» Short problem:
Convert every line of the material below into a JSON array of strings, one string per line, and omit any blank lines.

» Data provided:
— START —

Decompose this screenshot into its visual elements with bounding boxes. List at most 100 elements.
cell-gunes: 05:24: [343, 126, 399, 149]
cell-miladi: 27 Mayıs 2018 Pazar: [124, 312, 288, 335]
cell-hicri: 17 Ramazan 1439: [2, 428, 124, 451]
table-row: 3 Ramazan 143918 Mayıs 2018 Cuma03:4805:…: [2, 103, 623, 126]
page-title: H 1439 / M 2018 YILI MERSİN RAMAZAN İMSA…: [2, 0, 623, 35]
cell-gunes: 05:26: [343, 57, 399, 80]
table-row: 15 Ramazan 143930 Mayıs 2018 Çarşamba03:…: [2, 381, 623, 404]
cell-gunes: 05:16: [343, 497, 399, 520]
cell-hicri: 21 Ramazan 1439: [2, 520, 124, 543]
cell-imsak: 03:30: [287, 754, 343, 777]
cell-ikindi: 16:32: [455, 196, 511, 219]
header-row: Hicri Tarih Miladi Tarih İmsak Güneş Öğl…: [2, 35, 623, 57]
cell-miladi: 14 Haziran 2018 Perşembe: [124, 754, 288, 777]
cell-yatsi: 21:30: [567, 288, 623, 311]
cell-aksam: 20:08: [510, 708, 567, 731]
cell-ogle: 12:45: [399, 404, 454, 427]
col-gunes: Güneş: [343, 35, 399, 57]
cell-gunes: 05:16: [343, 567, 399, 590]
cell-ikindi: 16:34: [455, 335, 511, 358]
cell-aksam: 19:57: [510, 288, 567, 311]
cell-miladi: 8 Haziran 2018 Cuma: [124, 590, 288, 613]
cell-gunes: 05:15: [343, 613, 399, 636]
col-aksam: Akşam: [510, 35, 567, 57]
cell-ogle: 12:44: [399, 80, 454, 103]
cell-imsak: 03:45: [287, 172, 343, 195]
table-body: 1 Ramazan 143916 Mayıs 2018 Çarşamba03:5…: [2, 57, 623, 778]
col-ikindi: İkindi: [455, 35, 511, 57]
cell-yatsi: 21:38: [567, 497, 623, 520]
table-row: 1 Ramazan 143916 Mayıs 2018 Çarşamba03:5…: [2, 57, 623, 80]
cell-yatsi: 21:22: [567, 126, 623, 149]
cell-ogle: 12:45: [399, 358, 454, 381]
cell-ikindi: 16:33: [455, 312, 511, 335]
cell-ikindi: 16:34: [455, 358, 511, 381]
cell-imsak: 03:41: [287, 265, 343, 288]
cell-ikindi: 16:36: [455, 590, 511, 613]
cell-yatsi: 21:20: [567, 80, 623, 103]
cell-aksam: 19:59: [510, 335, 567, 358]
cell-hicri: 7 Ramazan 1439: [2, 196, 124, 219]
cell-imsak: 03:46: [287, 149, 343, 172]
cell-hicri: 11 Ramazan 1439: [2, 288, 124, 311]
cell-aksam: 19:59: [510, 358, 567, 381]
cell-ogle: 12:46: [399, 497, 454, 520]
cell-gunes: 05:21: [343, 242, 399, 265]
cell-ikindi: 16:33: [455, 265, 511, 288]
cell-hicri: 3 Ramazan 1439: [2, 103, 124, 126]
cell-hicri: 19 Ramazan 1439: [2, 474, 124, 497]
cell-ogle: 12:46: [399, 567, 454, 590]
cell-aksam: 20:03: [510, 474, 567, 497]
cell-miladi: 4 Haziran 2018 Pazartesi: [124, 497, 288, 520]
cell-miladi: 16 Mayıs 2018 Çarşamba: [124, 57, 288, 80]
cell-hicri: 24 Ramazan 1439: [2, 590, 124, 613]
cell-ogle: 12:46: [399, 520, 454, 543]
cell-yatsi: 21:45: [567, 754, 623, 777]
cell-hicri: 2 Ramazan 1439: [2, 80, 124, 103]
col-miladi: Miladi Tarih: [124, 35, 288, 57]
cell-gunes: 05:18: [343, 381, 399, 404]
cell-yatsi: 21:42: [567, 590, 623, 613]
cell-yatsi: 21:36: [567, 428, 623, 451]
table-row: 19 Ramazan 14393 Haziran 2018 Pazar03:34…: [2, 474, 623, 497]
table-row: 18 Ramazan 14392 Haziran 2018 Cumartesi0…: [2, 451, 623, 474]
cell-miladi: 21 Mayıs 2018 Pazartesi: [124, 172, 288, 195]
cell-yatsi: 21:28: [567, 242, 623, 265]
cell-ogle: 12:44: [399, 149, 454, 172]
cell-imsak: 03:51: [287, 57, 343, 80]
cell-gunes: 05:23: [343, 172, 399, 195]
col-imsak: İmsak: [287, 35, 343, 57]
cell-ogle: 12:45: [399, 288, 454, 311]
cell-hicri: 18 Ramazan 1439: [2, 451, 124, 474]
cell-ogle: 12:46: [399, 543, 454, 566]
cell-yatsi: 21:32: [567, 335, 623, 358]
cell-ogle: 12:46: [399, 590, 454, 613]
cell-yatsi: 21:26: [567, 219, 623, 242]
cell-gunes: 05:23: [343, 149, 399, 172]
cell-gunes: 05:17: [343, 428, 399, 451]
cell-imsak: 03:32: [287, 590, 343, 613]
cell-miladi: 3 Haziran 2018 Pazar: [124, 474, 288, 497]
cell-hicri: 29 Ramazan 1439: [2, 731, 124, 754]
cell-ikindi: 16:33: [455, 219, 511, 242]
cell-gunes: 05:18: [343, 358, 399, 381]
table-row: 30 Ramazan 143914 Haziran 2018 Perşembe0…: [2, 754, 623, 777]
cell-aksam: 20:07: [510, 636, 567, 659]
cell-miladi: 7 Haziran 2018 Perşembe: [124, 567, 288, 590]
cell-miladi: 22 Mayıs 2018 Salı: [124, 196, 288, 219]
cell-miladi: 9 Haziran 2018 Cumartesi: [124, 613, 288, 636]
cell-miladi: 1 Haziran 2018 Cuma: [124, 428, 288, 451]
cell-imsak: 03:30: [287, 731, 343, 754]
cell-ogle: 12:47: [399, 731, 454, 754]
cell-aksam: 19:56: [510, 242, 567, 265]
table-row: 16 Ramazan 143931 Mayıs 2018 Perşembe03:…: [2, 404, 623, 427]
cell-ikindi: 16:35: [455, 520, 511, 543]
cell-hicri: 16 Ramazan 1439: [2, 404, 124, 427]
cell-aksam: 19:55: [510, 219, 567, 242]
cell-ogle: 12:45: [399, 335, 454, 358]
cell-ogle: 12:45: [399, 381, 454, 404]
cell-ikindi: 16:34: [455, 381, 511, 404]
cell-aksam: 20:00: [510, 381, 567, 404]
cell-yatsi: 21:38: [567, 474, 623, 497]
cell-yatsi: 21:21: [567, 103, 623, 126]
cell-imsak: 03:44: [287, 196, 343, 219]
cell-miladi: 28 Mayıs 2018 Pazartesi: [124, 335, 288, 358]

— END —

» Worked answer:
[
  "Decompose this screenshot into its visual elements with bounding boxes. List at most 100 elements.",
  "cell-gunes: 05:24: [343, 126, 399, 149]",
  "cell-miladi: 27 Mayıs 2018 Pazar: [124, 312, 288, 335]",
  "cell-hicri: 17 Ramazan 1439: [2, 428, 124, 451]",
  "table-row: 3 Ramazan 143918 Mayıs 2018 Cuma03:4805:…: [2, 103, 623, 126]",
  "page-title: H 1439 / M 2018 YILI MERSİN RAMAZAN İMSA…: [2, 0, 623, 35]",
  "cell-gunes: 05:26: [343, 57, 399, 80]",
  "table-row: 15 Ramazan 143930 Mayıs 2018 Çarşamba03:…: [2, 381, 623, 404]",
  "cell-gunes: 05:16: [343, 497, 399, 520]",
  "cell-hicri: 21 Ramazan 1439: [2, 520, 124, 543]",
  "cell-imsak: 03:30: [287, 754, 343, 777]",
  "cell-ikindi: 16:32: [455, 196, 511, 219]",
  "header-row: Hicri Tarih Miladi Tarih İmsak Güneş Öğl…: [2, 35, 623, 57]",
  "cell-miladi: 14 Haziran 2018 Perşembe: [124, 754, 288, 777]",
  "cell-yatsi: 21:30: [567, 288, 623, 311]",
  "cell-aksam: 20:08: [510, 708, 567, 731]",
  "cell-ogle: 12:45: [399, 404, 454, 427]",
  "col-gunes: Güneş: [343, 35, 399, 57]",
  "cell-gunes: 05:16: [343, 567, 399, 590]",
  "cell-ikindi: 16:34: [455, 335, 511, 358]",
  "cell-aksam: 19:57: [510, 288, 567, 311]",
  "cell-miladi: 8 Haziran 2018 Cuma: [124, 590, 288, 613]",
  "cell-gunes: 05:15: [343, 613, 399, 636]",
  "col-aksam: Akşam: [510, 35, 567, 57]",
  "cell-ogle: 12:44: [399, 80, 454, 103]",
  "cell-imsak: 03:45: [287, 172, 343, 195]",
  "table-body: 1 Ramazan 143916 Mayıs 2018 Çarşamba03:5…: [2, 57, 623, 778]",
  "col-ikindi: İkindi: [455, 35, 511, 57]",
  "cell-yatsi: 21:38: [567, 497, 623, 520]",
  "table-row: 1 Ramazan 143916 Mayıs 2018 Çarşamba03:5…: [2, 57, 623, 80]",
  "cell-yatsi: 21:22: [567, 126, 623, 149]",
  "cell-ogle: 12:45: [399, 358, 454, 381]",
  "cell-ikindi: 16:33: [455, 312, 511, 335]",
  "cell-ikindi: 16:34: [455, 358, 511, 381]",
  "cell-imsak: 03:41: [287, 265, 343, 288]",
  "cell-ikindi: 16:36: [455, 590, 511, 613]",
  "cell-yatsi: 21:20: [567, 80, 623, 103]",
  "cell-aksam: 19:59: [510, 335, 567, 358]",
  "cell-hicri: 7 Ramazan 1439: [2, 196, 124, 219]",
  "cell-imsak: 03:46: [287, 149, 343, 172]",
  "cell-hicri: 11 Ramazan 1439: [2, 288, 124, 311]",
  "cell-aksam: 19:59: [510, 358, 567, 381]",
  "cell-ogle: 12:46: [399, 497, 454, 520]",
  "cell-gunes: 05:21: [343, 242, 399, 265]",
  "cell-ikindi: 16:33: [455, 265, 511, 288]",
  "cell-hicri: 3 Ramazan 1439: [2, 103, 124, 126]",
  "cell-hicri: 19 Ramazan 1439: [2, 474, 124, 497]",
  "cell-ogle: 12:46: [399, 567, 454, 590]",
  "cell-aksam: 20:03: [510, 474, 567, 497]",
  "cell-miladi: 4 Haziran 2018 Pazartesi: [124, 497, 288, 520]",
  "cell-miladi: 16 Mayıs 2018 Çarşamba: [124, 57, 288, 80]",
  "cell-hicri: 24 Ramazan 1439: [2, 590, 124, 613]",
  "cell-ogle: 12:46: [399, 520, 454, 543]",
  "cell-yatsi: 21:45: [567, 754, 623, 777]",
  "cell-hicri: 2 Ramazan 1439: [2, 80, 124, 103]",
  "col-miladi: Miladi Tarih: [124, 35, 288, 57]",
  "cell-gunes: 05:18: [343, 381, 399, 404]",
  "cell-yatsi: 21:42: [567, 590, 623, 613]",
  "cell-yatsi: 21:36: [567, 428, 623, 451]",
  "table-row: 19 Ramazan 14393 Haziran 2018 Pazar03:34…: [2, 474, 623, 497]",
  "table-row: 18 Ramazan 14392 Haziran 2018 Cumartesi0…: [2, 451, 623, 474]",
  "cell-miladi: 21 Mayıs 2018 Pazartesi: [124, 172, 288, 195]",
  "cell-yatsi: 21:28: [567, 242, 623, 265]",
  "cell-ogle: 12:44: [399, 149, 454, 172]",
  "cell-imsak: 03:51: [287, 57, 343, 80]",
  "cell-gunes: 05:23: [343, 172, 399, 195]",
  "col-imsak: İmsak: [287, 35, 343, 57]",
  "cell-ogle: 12:45: [399, 288, 454, 311]",
  "cell-hicri: 18 Ramazan 1439: [2, 451, 124, 474]",
  "cell-ogle: 12:46: [399, 543, 454, 566]",
  "cell-yatsi: 21:32: [567, 335, 623, 358]",
  "cell-ogle: 12:46: [399, 590, 454, 613]",
  "cell-yatsi: 21:26: [567, 219, 623, 242]",
  "cell-gunes: 05:23: [343, 149, 399, 172]",
  "cell-gunes: 05:17: [343, 428, 399, 451]",
  "cell-imsak: 03:32: [287, 590, 343, 613]",
  "cell-miladi: 3 Haziran 2018 Pazar: [124, 474, 288, 497]",
  "cell-hicri: 29 Ramazan 1439: [2, 731, 124, 754]",
  "cell-ikindi: 16:33: [455, 219, 511, 242]",
  "cell-gunes: 05:18: [343, 358, 399, 381]",
  "table-row: 30 Ramazan 143914 Haziran 2018 Perşembe0…: [2, 754, 623, 777]",
  "cell-aksam: 20:07: [510, 636, 567, 659]",
  "cell-miladi: 7 Haziran 2018 Perşembe: [124, 567, 288, 590]",
  "cell-miladi: 22 Mayıs 2018 Salı: [124, 196, 288, 219]",
  "cell-miladi: 9 Haziran 2018 Cumartesi: [124, 613, 288, 636]",
  "cell-miladi: 1 Haziran 2018 Cuma: [124, 428, 288, 451]",
  "cell-imsak: 03:30: [287, 731, 343, 754]",
  "cell-ogle: 12:47: [399, 731, 454, 754]",
  "cell-aksam: 19:56: [510, 242, 567, 265]",
  "table-row: 16 Ramazan 143931 Mayıs 2018 Perşembe03:…: [2, 404, 623, 427]",
  "cell-ikindi: 16:35: [455, 520, 511, 543]",
  "cell-hicri: 16 Ramazan 1439: [2, 404, 124, 427]",
  "cell-aksam: 19:55: [510, 219, 567, 242]",
  "cell-ogle: 12:45: [399, 335, 454, 358]",
  "cell-ogle: 12:45: [399, 381, 454, 404]",
  "cell-ikindi: 16:34: [455, 381, 511, 404]",
  "cell-aksam: 20:00: [510, 381, 567, 404]",
  "cell-yatsi: 21:38: [567, 474, 623, 497]",
  "cell-yatsi: 21:21: [567, 103, 623, 126]",
  "cell-imsak: 03:44: [287, 196, 343, 219]",
  "cell-miladi: 28 Mayıs 2018 Pazartesi: [124, 335, 288, 358]"
]